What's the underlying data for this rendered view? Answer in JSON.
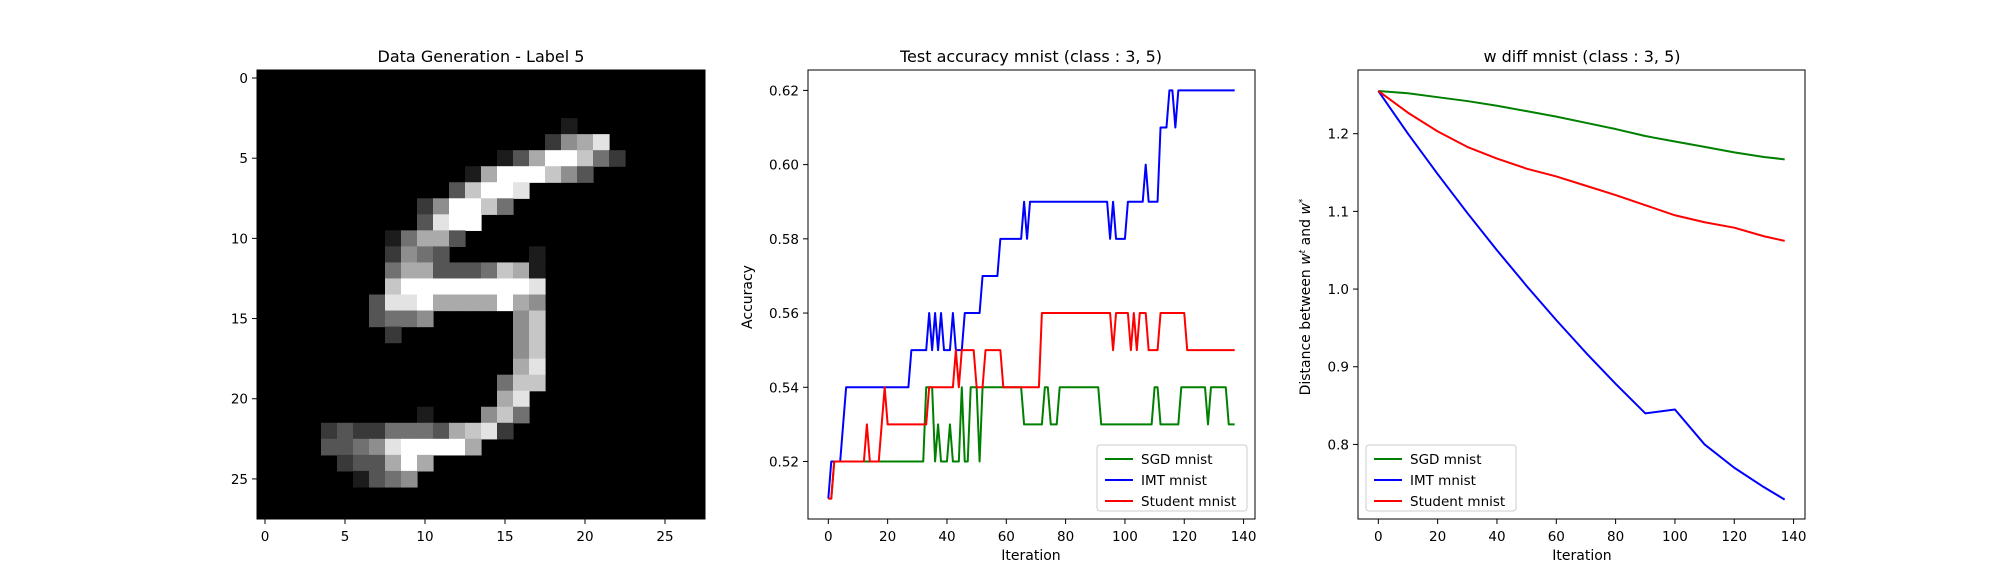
{
  "chart_data": [
    {
      "type": "heatmap",
      "title": "Data Generation - Label 5",
      "xlabel": "",
      "ylabel": "",
      "xlim": [
        -0.5,
        27.5
      ],
      "ylim": [
        27.5,
        -0.5
      ],
      "xticks": [
        0,
        5,
        10,
        15,
        20,
        25
      ],
      "yticks": [
        0,
        5,
        10,
        15,
        20,
        25
      ],
      "colormap": "gray",
      "rows": [
        "............................",
        "............................",
        "............................",
        "...................1........",
        "..................2568......",
        "...............13699742.....",
        ".............16999753.......",
        "............37998...........",
        "..........259974............",
        "..........3899..............",
        "........14663...............",
        "........2543.....1..........",
        "........4663334761..........",
        "........7999999998..........",
        ".......38896666965..........",
        ".......3445.....57..........",
        "........2.......57..........",
        "................57..........",
        "................68..........",
        "...............477..........",
        "...............68...........",
        "..........1...574...........",
        "....232244436782............",
        "....3345899996..............",
        ".....233696.................",
        "......1345..................",
        "............................",
        "............................"
      ]
    },
    {
      "type": "line",
      "title": "Test accuracy mnist (class : 3, 5)",
      "xlabel": "Iteration",
      "ylabel": "Accuracy",
      "xlim": [
        -6.85,
        143.85
      ],
      "ylim": [
        0.5045,
        0.6255
      ],
      "xticks": [
        0,
        20,
        40,
        60,
        80,
        100,
        120,
        140
      ],
      "yticks": [
        0.52,
        0.54,
        0.56,
        0.58,
        0.6,
        0.62
      ],
      "legend": "lower-right",
      "series": [
        {
          "name": "SGD mnist",
          "color": "#008000",
          "points": [
            [
              0,
              0.51
            ],
            [
              1,
              0.51
            ],
            [
              2,
              0.52
            ],
            [
              32,
              0.52
            ],
            [
              33,
              0.54
            ],
            [
              35,
              0.54
            ],
            [
              36,
              0.52
            ],
            [
              37,
              0.53
            ],
            [
              38,
              0.52
            ],
            [
              39,
              0.52
            ],
            [
              40,
              0.52
            ],
            [
              41,
              0.53
            ],
            [
              42,
              0.52
            ],
            [
              44,
              0.52
            ],
            [
              45,
              0.54
            ],
            [
              46,
              0.52
            ],
            [
              47,
              0.52
            ],
            [
              48,
              0.54
            ],
            [
              50,
              0.54
            ],
            [
              51,
              0.52
            ],
            [
              52,
              0.54
            ],
            [
              65,
              0.54
            ],
            [
              66,
              0.53
            ],
            [
              72,
              0.53
            ],
            [
              73,
              0.54
            ],
            [
              74,
              0.54
            ],
            [
              75,
              0.53
            ],
            [
              77,
              0.53
            ],
            [
              78,
              0.54
            ],
            [
              91,
              0.54
            ],
            [
              92,
              0.53
            ],
            [
              109,
              0.53
            ],
            [
              110,
              0.54
            ],
            [
              111,
              0.54
            ],
            [
              112,
              0.53
            ],
            [
              118,
              0.53
            ],
            [
              119,
              0.54
            ],
            [
              127,
              0.54
            ],
            [
              128,
              0.53
            ],
            [
              129,
              0.54
            ],
            [
              134,
              0.54
            ],
            [
              135,
              0.53
            ],
            [
              137,
              0.53
            ]
          ]
        },
        {
          "name": "IMT mnist",
          "color": "#0000ff",
          "points": [
            [
              0,
              0.51
            ],
            [
              1,
              0.52
            ],
            [
              4,
              0.52
            ],
            [
              5,
              0.53
            ],
            [
              6,
              0.54
            ],
            [
              27,
              0.54
            ],
            [
              28,
              0.55
            ],
            [
              33,
              0.55
            ],
            [
              34,
              0.56
            ],
            [
              35,
              0.55
            ],
            [
              36,
              0.56
            ],
            [
              37,
              0.55
            ],
            [
              38,
              0.56
            ],
            [
              39,
              0.55
            ],
            [
              41,
              0.55
            ],
            [
              42,
              0.56
            ],
            [
              43,
              0.55
            ],
            [
              45,
              0.55
            ],
            [
              46,
              0.56
            ],
            [
              51,
              0.56
            ],
            [
              52,
              0.57
            ],
            [
              57,
              0.57
            ],
            [
              58,
              0.58
            ],
            [
              65,
              0.58
            ],
            [
              66,
              0.59
            ],
            [
              67,
              0.58
            ],
            [
              68,
              0.59
            ],
            [
              94,
              0.59
            ],
            [
              95,
              0.58
            ],
            [
              96,
              0.59
            ],
            [
              97,
              0.58
            ],
            [
              100,
              0.58
            ],
            [
              101,
              0.59
            ],
            [
              106,
              0.59
            ],
            [
              107,
              0.6
            ],
            [
              108,
              0.59
            ],
            [
              111,
              0.59
            ],
            [
              112,
              0.61
            ],
            [
              114,
              0.61
            ],
            [
              115,
              0.62
            ],
            [
              116,
              0.62
            ],
            [
              117,
              0.61
            ],
            [
              118,
              0.62
            ],
            [
              137,
              0.62
            ]
          ]
        },
        {
          "name": "Student mnist",
          "color": "#ff0000",
          "points": [
            [
              0,
              0.51
            ],
            [
              1,
              0.51
            ],
            [
              2,
              0.52
            ],
            [
              12,
              0.52
            ],
            [
              13,
              0.53
            ],
            [
              14,
              0.52
            ],
            [
              17,
              0.52
            ],
            [
              18,
              0.53
            ],
            [
              19,
              0.54
            ],
            [
              20,
              0.53
            ],
            [
              33,
              0.53
            ],
            [
              34,
              0.54
            ],
            [
              42,
              0.54
            ],
            [
              43,
              0.55
            ],
            [
              44,
              0.54
            ],
            [
              45,
              0.55
            ],
            [
              49,
              0.55
            ],
            [
              50,
              0.54
            ],
            [
              52,
              0.54
            ],
            [
              53,
              0.55
            ],
            [
              58,
              0.55
            ],
            [
              59,
              0.54
            ],
            [
              71,
              0.54
            ],
            [
              72,
              0.56
            ],
            [
              95,
              0.56
            ],
            [
              96,
              0.55
            ],
            [
              97,
              0.56
            ],
            [
              101,
              0.56
            ],
            [
              102,
              0.55
            ],
            [
              103,
              0.56
            ],
            [
              104,
              0.55
            ],
            [
              105,
              0.56
            ],
            [
              107,
              0.56
            ],
            [
              108,
              0.55
            ],
            [
              111,
              0.55
            ],
            [
              112,
              0.56
            ],
            [
              120,
              0.56
            ],
            [
              121,
              0.55
            ],
            [
              137,
              0.55
            ]
          ]
        }
      ]
    },
    {
      "type": "line",
      "title": "w diff mnist (class : 3, 5)",
      "xlabel": "Iteration",
      "ylabel": "Distance between w^t and w^*",
      "xlim": [
        -6.85,
        143.85
      ],
      "ylim": [
        0.704,
        1.282
      ],
      "xticks": [
        0,
        20,
        40,
        60,
        80,
        100,
        120,
        140
      ],
      "yticks": [
        0.8,
        0.9,
        1.0,
        1.1,
        1.2
      ],
      "legend": "lower-left",
      "series": [
        {
          "name": "SGD mnist",
          "color": "#008000",
          "points": [
            [
              0,
              1.255
            ],
            [
              10,
              1.252
            ],
            [
              20,
              1.247
            ],
            [
              30,
              1.242
            ],
            [
              40,
              1.236
            ],
            [
              50,
              1.229
            ],
            [
              60,
              1.222
            ],
            [
              70,
              1.214
            ],
            [
              80,
              1.206
            ],
            [
              90,
              1.197
            ],
            [
              100,
              1.19
            ],
            [
              110,
              1.183
            ],
            [
              120,
              1.176
            ],
            [
              130,
              1.17
            ],
            [
              137,
              1.167
            ]
          ]
        },
        {
          "name": "IMT mnist",
          "color": "#0000ff",
          "points": [
            [
              0,
              1.255
            ],
            [
              10,
              1.2
            ],
            [
              20,
              1.148
            ],
            [
              30,
              1.098
            ],
            [
              40,
              1.05
            ],
            [
              50,
              1.004
            ],
            [
              60,
              0.96
            ],
            [
              70,
              0.918
            ],
            [
              80,
              0.878
            ],
            [
              90,
              0.84
            ],
            [
              100,
              0.845
            ],
            [
              110,
              0.8
            ],
            [
              120,
              0.77
            ],
            [
              130,
              0.745
            ],
            [
              137,
              0.729
            ]
          ]
        },
        {
          "name": "Student mnist",
          "color": "#ff0000",
          "points": [
            [
              0,
              1.255
            ],
            [
              10,
              1.227
            ],
            [
              20,
              1.203
            ],
            [
              30,
              1.183
            ],
            [
              40,
              1.168
            ],
            [
              50,
              1.155
            ],
            [
              60,
              1.145
            ],
            [
              70,
              1.133
            ],
            [
              80,
              1.121
            ],
            [
              90,
              1.108
            ],
            [
              100,
              1.095
            ],
            [
              110,
              1.086
            ],
            [
              120,
              1.079
            ],
            [
              130,
              1.068
            ],
            [
              137,
              1.062
            ]
          ]
        }
      ]
    }
  ]
}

* [WHAT TO DO]:
List each line of the entries that holds the string "class".

* [FULL SOLUTION]:
      "title": "Test accuracy mnist (class : 3, 5)",
      "title": "w diff mnist (class : 3, 5)",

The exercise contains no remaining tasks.